Exercise goal | Extract the entries in their exact form.

[Data entries]
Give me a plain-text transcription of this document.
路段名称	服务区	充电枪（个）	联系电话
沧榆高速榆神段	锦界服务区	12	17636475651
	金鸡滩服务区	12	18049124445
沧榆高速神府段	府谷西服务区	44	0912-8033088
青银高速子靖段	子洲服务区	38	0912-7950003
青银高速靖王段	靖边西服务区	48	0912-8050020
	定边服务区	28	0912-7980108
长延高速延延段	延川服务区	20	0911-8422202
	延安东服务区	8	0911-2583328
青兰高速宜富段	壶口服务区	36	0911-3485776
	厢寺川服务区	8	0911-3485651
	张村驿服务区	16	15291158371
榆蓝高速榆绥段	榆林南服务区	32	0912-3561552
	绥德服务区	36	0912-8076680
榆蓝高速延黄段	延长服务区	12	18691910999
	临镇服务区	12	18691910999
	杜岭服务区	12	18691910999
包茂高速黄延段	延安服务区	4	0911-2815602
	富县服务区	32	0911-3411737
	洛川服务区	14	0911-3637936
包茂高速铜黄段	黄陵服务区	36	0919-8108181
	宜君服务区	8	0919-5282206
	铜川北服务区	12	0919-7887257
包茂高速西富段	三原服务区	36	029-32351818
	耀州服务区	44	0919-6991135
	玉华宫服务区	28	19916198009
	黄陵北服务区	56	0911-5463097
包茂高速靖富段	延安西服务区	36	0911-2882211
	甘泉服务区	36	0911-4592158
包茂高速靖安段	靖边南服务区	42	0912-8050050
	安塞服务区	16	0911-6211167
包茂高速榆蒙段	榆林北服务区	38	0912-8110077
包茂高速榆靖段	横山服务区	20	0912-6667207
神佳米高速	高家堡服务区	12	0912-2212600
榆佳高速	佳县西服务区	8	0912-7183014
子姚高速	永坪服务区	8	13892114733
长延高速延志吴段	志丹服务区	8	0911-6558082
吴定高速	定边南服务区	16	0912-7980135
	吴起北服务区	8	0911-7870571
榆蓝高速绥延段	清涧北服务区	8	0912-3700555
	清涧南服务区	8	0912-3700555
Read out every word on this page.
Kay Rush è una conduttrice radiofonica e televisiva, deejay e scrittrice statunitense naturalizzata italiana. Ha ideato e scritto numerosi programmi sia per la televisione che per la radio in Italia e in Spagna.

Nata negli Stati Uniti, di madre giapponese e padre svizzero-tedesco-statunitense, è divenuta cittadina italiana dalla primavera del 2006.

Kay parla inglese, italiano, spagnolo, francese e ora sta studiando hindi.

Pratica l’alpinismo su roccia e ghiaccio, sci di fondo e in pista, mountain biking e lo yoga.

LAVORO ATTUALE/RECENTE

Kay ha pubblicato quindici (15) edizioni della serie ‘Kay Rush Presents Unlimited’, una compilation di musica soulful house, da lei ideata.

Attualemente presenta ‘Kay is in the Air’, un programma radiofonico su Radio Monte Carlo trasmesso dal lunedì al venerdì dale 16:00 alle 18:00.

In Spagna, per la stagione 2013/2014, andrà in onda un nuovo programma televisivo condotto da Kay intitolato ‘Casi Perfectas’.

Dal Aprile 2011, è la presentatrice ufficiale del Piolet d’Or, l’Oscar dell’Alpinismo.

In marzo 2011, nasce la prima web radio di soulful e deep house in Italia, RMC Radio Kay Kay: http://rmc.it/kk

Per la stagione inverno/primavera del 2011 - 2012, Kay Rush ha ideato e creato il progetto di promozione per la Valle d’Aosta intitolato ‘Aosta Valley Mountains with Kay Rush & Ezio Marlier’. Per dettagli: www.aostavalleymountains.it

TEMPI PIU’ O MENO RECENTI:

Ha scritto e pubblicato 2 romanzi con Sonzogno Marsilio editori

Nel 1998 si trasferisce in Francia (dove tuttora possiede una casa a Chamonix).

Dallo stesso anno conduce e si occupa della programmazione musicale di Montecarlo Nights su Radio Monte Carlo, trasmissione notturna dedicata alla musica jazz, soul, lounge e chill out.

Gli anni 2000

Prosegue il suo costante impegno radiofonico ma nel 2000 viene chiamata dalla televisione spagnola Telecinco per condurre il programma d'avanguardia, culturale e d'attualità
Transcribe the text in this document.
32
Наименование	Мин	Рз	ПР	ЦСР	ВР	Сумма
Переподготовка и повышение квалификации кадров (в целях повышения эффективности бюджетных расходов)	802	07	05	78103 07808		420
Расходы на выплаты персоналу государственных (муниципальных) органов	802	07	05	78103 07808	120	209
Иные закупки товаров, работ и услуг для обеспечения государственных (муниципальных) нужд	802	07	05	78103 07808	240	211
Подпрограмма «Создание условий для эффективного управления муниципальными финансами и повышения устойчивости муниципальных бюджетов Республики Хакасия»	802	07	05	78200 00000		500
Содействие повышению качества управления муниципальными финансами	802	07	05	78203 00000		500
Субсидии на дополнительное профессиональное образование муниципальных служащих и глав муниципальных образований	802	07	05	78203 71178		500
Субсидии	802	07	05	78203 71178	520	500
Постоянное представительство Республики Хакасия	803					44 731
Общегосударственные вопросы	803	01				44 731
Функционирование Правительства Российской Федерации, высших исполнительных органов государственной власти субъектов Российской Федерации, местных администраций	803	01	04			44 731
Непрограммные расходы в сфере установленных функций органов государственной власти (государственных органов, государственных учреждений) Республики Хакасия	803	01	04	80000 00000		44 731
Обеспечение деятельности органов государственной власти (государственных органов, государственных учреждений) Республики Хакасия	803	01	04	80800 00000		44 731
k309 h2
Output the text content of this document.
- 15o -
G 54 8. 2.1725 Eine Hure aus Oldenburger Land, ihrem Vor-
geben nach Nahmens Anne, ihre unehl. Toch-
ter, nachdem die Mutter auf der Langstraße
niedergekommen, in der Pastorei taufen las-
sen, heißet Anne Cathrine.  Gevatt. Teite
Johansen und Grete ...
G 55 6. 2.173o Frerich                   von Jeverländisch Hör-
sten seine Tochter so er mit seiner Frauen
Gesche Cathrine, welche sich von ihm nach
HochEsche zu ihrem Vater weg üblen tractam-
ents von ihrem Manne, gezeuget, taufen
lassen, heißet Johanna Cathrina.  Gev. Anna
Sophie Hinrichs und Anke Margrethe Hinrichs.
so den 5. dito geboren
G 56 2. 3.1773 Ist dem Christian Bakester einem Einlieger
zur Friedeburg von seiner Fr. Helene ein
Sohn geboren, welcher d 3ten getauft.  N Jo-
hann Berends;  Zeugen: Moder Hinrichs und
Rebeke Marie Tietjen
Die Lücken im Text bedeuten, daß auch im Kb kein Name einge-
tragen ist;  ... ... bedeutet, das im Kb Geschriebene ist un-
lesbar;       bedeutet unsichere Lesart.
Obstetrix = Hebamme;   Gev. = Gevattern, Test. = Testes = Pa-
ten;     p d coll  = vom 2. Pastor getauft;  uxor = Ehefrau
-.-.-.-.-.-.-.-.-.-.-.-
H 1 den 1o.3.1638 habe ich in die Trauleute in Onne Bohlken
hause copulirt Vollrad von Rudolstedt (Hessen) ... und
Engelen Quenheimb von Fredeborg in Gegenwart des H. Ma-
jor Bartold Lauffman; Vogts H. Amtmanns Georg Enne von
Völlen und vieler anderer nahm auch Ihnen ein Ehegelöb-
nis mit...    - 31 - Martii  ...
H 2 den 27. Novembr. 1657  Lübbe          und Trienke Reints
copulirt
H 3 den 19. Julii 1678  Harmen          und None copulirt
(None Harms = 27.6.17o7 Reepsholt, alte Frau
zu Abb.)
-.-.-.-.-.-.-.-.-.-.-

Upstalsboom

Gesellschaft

Exercise solution |
Give me a plain-text transcription of this document.
路段名称	服务区	充电枪（个）	联系电话
沧榆高速榆神段	锦界服务区	12	17636475651
	金鸡滩服务区	12	18049124445
沧榆高速神府段	府谷西服务区	44	0912-8033088
青银高速子靖段	子洲服务区	38	0912-7950003
青银高速靖王段	靖边西服务区	48	0912-8050020
	定边服务区	28	0912-7980108
长延高速延延段	延川服务区	20	0911-8422202
	延安东服务区	8	0911-2583328
青兰高速宜富段	壶口服务区	36	0911-3485776
	厢寺川服务区	8	0911-3485651
	张村驿服务区	16	15291158371
榆蓝高速榆绥段	榆林南服务区	32	0912-3561552
	绥德服务区	36	0912-8076680
榆蓝高速延黄段	延长服务区	12	18691910999
	临镇服务区	12	18691910999
	杜岭服务区	12	18691910999
包茂高速黄延段	延安服务区	4	0911-2815602
	富县服务区	32	0911-3411737
	洛川服务区	14	0911-3637936
包茂高速铜黄段	黄陵服务区	36	0919-8108181
	宜君服务区	8	0919-5282206
	铜川北服务区	12	0919-7887257
包茂高速西富段	三原服务区	36	029-32351818
	耀州服务区	44	0919-6991135
	玉华宫服务区	28	19916198009
	黄陵北服务区	56	0911-5463097
包茂高速靖富段	延安西服务区	36	0911-2882211
	甘泉服务区	36	0911-4592158
包茂高速靖安段	靖边南服务区	42	0912-8050050
	安塞服务区	16	0911-6211167
包茂高速榆蒙段	榆林北服务区	38	0912-8110077
包茂高速榆靖段	横山服务区	20	0912-6667207
神佳米高速	高家堡服务区	12	0912-2212600
榆佳高速	佳县西服务区	8	0912-7183014
子姚高速	永坪服务区	8	13892114733
长延高速延志吴段	志丹服务区	8	0911-6558082
吴定高速	定边南服务区	16	0912-7980135
	吴起北服务区	8	0911-7870571
榆蓝高速绥延段	清涧北服务区	8	0912-3700555
	清涧南服务区	8	0912-3700555
Read out every word on this page.
Kay Rush è una conduttrice radiofonica e televisiva, deejay e scrittrice statunitense naturalizzata italiana. Ha ideato e scritto numerosi programmi sia per la televisione che per la radio in Italia e in Spagna.

Nata negli Stati Uniti, di madre giapponese e padre svizzero-tedesco-statunitense, è divenuta cittadina italiana dalla primavera del 2006.

Kay parla inglese, italiano, spagnolo, francese e ora sta studiando hindi.

Pratica l’alpinismo su roccia e ghiaccio, sci di fondo e in pista, mountain biking e lo yoga.

LAVORO ATTUALE/RECENTE

Kay ha pubblicato quindici (15) edizioni della serie ‘Kay Rush Presents Unlimited’, una compilation di musica soulful house, da lei ideata.

Attualemente presenta ‘Kay is in the Air’, un programma radiofonico su Radio Monte Carlo trasmesso dal lunedì al venerdì dale 16:00 alle 18:00.

In Spagna, per la stagione 2013/2014, andrà in onda un nuovo programma televisivo condotto da Kay intitolato ‘Casi Perfectas’.

Dal Aprile 2011, è la presentatrice ufficiale del Piolet d’Or, l’Oscar dell’Alpinismo.

In marzo 2011, nasce la prima web radio di soulful e deep house in Italia, RMC Radio Kay Kay: http://rmc.it/kk

Per la stagione inverno/primavera del 2011 - 2012, Kay Rush ha ideato e creato il progetto di promozione per la Valle d’Aosta intitolato ‘Aosta Valley Mountains with Kay Rush & Ezio Marlier’. Per dettagli: www.aostavalleymountains.it

TEMPI PIU’ O MENO RECENTI:

Ha scritto e pubblicato 2 romanzi con Sonzogno Marsilio editori

Nel 1998 si trasferisce in Francia (dove tuttora possiede una casa a Chamonix).

Dallo stesso anno conduce e si occupa della programmazione musicale di Montecarlo Nights su Radio Monte Carlo, trasmissione notturna dedicata alla musica jazz, soul, lounge e chill out.

Gli anni 2000

Prosegue il suo costante impegno radiofonico ma nel 2000 viene chiamata dalla televisione spagnola Telecinco per condurre il programma d'avanguardia, culturale e d'attualità
Transcribe the text in this document.
32
Наименование	Мин	Рз	ПР	ЦСР	ВР	Сумма
Переподготовка и повышение квалификации кадров (в целях повышения эффективности бюджетных расходов)	802	07	05	78103 07808		420
Расходы на выплаты персоналу государственных (муниципальных) органов	802	07	05	78103 07808	120	209
Иные закупки товаров, работ и услуг для обеспечения государственных (муниципальных) нужд	802	07	05	78103 07808	240	211
Подпрограмма «Создание условий для эффективного управления муниципальными финансами и повышения устойчивости муниципальных бюджетов Республики Хакасия»	802	07	05	78200 00000		500
Содействие повышению качества управления муниципальными финансами	802	07	05	78203 00000		500
Субсидии на дополнительное профессиональное образование муниципальных служащих и глав муниципальных образований	802	07	05	78203 71178		500
Субсидии	802	07	05	78203 71178	520	500
Постоянное представительство Республики Хакасия	803					44 731
Общегосударственные вопросы	803	01				44 731
Функционирование Правительства Российской Федерации, высших исполнительных органов государственной власти субъектов Российской Федерации, местных администраций	803	01	04			44 731
Непрограммные расходы в сфере установленных функций органов государственной власти (государственных органов, государственных учреждений) Республики Хакасия	803	01	04	80000 00000		44 731
Обеспечение деятельности органов государственной власти (государственных органов, государственных учреждений) Республики Хакасия	803	01	04	80800 00000		44 731
k309 h2
Output the text content of this document.
- 15o -
G 54 8. 2.1725 Eine Hure aus Oldenburger Land, ihrem Vor-
geben nach Nahmens Anne, ihre unehl. Toch-
ter, nachdem die Mutter auf der Langstraße
niedergekommen, in der Pastorei taufen las-
sen, heißet Anne Cathrine.  Gevatt. Teite
Johansen und Grete ...
G 55 6. 2.173o Frerich                   von Jeverländisch Hör-
sten seine Tochter so er mit seiner Frauen
Gesche Cathrine, welche sich von ihm nach
HochEsche zu ihrem Vater weg üblen tractam-
ents von ihrem Manne, gezeuget, taufen
lassen, heißet Johanna Cathrina.  Gev. Anna
Sophie Hinrichs und Anke Margrethe Hinrichs.
so den 5. dito geboren
G 56 2. 3.1773 Ist dem Christian Bakester einem Einlieger
zur Friedeburg von seiner Fr. Helene ein
Sohn geboren, welcher d 3ten getauft.  N Jo-
hann Berends;  Zeugen: Moder Hinrichs und
Rebeke Marie Tietjen
Die Lücken im Text bedeuten, daß auch im Kb kein Name einge-
tragen ist;  ... ... bedeutet, das im Kb Geschriebene ist un-
lesbar;       bedeutet unsichere Lesart.
Obstetrix = Hebamme;   Gev. = Gevattern, Test. = Testes = Pa-
ten;     p d coll  = vom 2. Pastor getauft;  uxor = Ehefrau
-.-.-.-.-.-.-.-.-.-.-.-
H 1 den 1o.3.1638 habe ich in die Trauleute in Onne Bohlken
hause copulirt Vollrad von Rudolstedt (Hessen) ... und
Engelen Quenheimb von Fredeborg in Gegenwart des H. Ma-
jor Bartold Lauffman; Vogts H. Amtmanns Georg Enne von
Völlen und vieler anderer nahm auch Ihnen ein Ehegelöb-
nis mit...    - 31 - Martii  ...
H 2 den 27. Novembr. 1657  Lübbe          und Trienke Reints
copulirt
H 3 den 19. Julii 1678  Harmen          und None copulirt
(None Harms = 27.6.17o7 Reepsholt, alte Frau
zu Abb.)
-.-.-.-.-.-.-.-.-.-.-

Upstalsboom

Gesellschaft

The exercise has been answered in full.